• **Data records**:
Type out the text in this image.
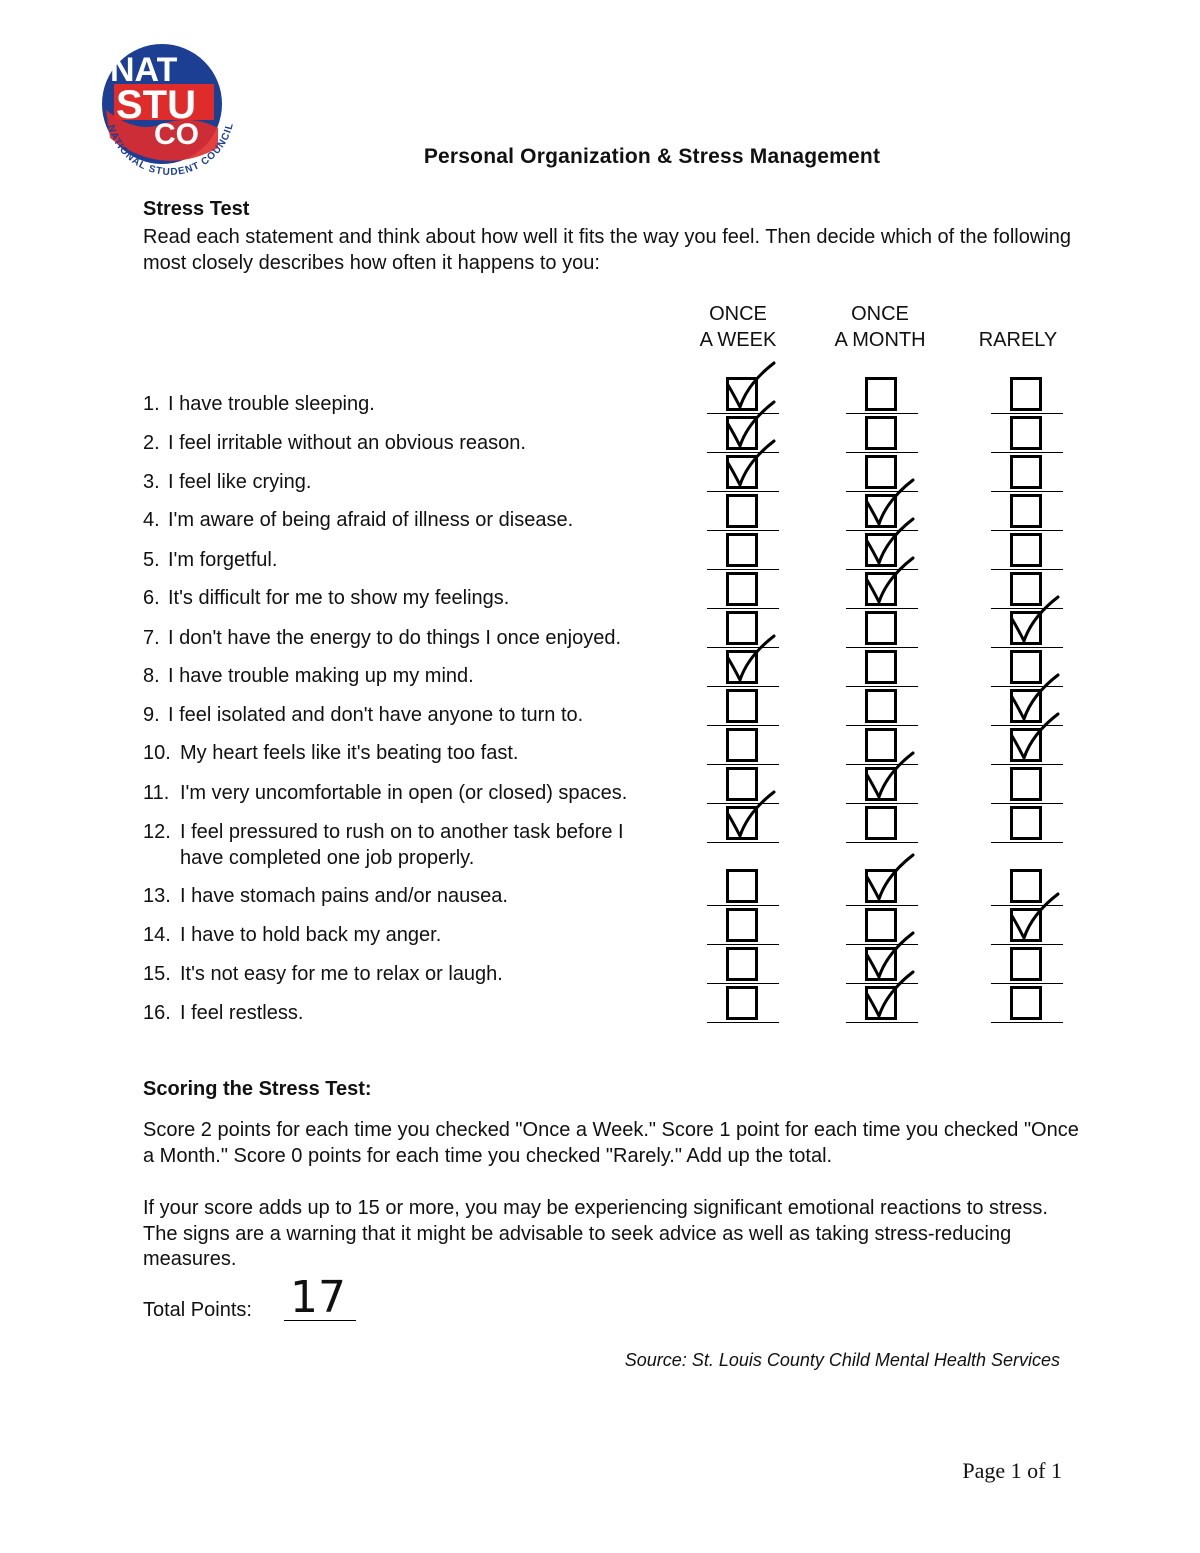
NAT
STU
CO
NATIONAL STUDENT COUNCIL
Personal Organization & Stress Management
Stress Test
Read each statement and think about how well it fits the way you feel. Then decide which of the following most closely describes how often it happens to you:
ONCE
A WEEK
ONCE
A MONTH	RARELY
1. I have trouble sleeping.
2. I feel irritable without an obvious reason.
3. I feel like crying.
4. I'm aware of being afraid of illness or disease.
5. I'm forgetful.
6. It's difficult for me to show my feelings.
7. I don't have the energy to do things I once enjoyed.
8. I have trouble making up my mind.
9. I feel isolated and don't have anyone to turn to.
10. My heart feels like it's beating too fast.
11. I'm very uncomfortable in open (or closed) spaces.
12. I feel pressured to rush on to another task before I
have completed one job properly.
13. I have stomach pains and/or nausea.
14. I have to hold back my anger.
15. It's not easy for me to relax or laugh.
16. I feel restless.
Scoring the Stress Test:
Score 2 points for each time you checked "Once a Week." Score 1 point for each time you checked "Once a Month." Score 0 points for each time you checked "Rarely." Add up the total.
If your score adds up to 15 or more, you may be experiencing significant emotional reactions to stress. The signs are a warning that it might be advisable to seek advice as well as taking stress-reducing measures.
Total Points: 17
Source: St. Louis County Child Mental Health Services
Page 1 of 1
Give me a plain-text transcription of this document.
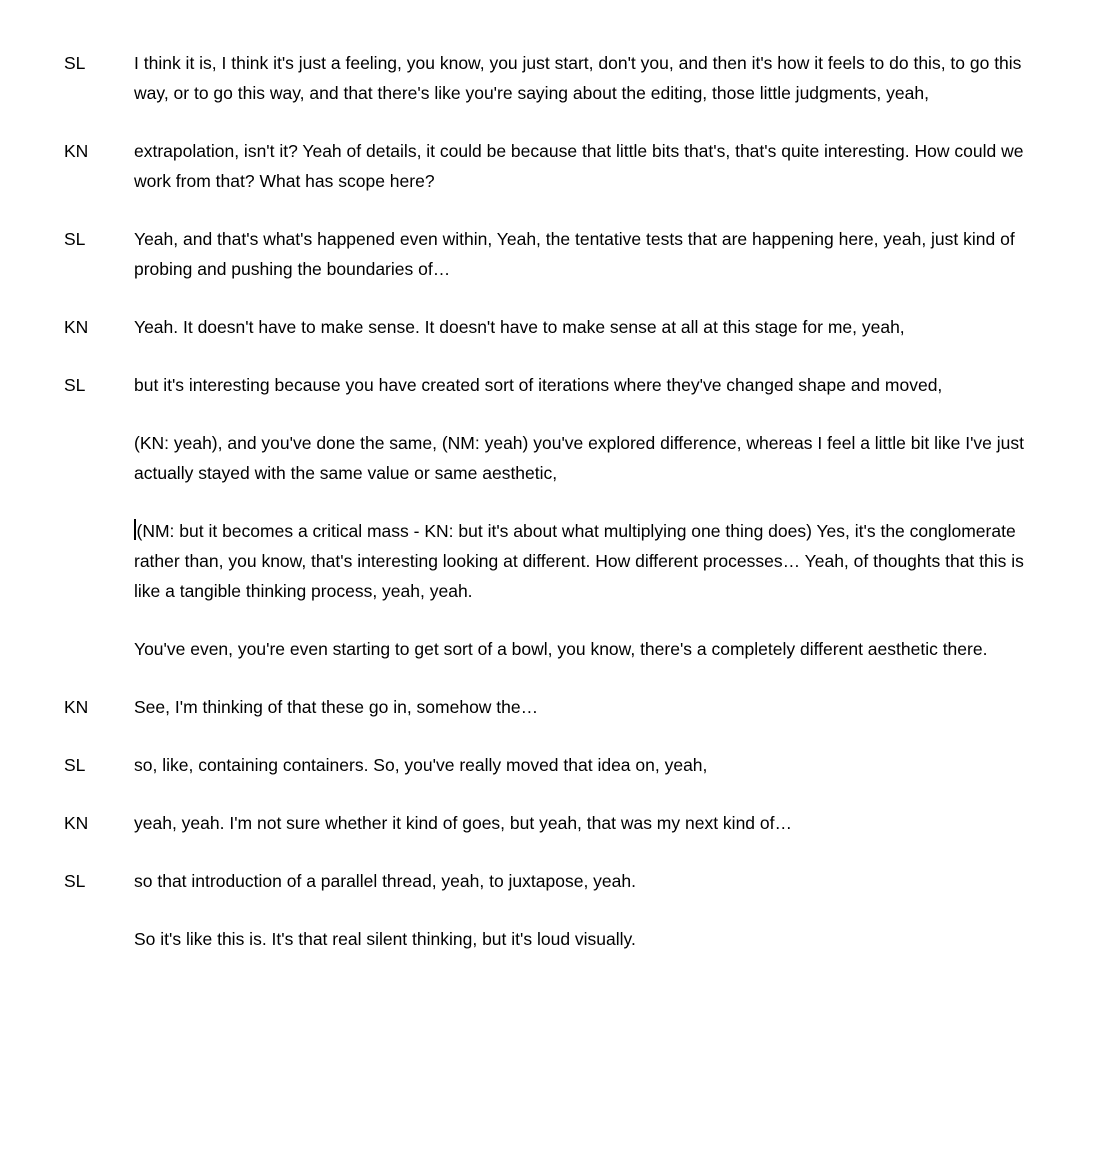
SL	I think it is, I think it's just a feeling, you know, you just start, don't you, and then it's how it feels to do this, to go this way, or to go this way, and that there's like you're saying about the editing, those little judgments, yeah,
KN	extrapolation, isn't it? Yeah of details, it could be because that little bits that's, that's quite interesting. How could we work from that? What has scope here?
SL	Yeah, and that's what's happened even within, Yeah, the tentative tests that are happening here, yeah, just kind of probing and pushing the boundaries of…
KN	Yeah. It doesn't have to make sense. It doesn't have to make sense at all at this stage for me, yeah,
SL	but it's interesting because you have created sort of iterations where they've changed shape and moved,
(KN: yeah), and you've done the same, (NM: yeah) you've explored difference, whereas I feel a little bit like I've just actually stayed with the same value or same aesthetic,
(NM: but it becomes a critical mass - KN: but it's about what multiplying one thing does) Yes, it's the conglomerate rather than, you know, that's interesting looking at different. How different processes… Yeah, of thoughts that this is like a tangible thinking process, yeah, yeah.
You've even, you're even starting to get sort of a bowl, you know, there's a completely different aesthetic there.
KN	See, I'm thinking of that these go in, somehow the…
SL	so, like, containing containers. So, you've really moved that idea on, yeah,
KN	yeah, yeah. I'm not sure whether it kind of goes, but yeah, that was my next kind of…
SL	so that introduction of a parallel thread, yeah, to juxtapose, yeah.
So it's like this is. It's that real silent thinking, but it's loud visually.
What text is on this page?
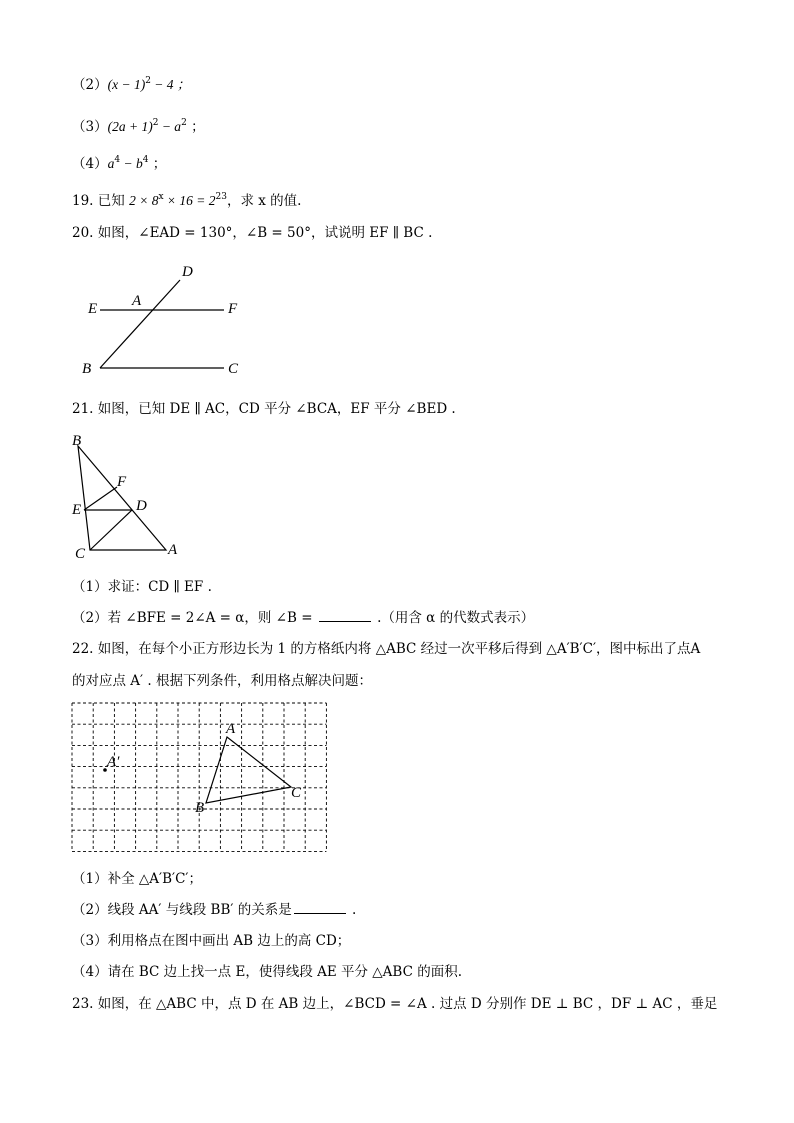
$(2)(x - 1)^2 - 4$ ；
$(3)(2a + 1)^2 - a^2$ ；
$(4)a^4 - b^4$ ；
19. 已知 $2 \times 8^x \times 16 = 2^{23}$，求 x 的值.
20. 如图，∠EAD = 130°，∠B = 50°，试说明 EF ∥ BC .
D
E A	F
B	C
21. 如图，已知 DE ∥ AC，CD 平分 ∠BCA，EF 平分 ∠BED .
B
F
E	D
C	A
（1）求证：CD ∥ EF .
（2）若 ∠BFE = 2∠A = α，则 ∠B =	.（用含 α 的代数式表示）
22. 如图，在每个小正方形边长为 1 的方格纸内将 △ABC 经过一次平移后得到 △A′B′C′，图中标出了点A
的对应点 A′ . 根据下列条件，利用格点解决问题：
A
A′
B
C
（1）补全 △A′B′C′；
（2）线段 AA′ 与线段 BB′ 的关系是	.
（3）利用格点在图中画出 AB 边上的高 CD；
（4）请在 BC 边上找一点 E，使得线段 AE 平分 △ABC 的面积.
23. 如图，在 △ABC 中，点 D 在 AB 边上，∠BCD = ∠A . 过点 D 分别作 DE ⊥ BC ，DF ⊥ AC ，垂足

• **What to produce**: Keep only the lines that hold the string "well", and copy them out.

• **Correct result**:
Read each statement and think about how well it fits the way you feel. Then decide which of the following most closely describes how often it happens to you:
If your score adds up to 15 or more, you may be experiencing significant emotional reactions to stress. The signs are a warning that it might be advisable to seek advice as well as taking stress-reducing measures.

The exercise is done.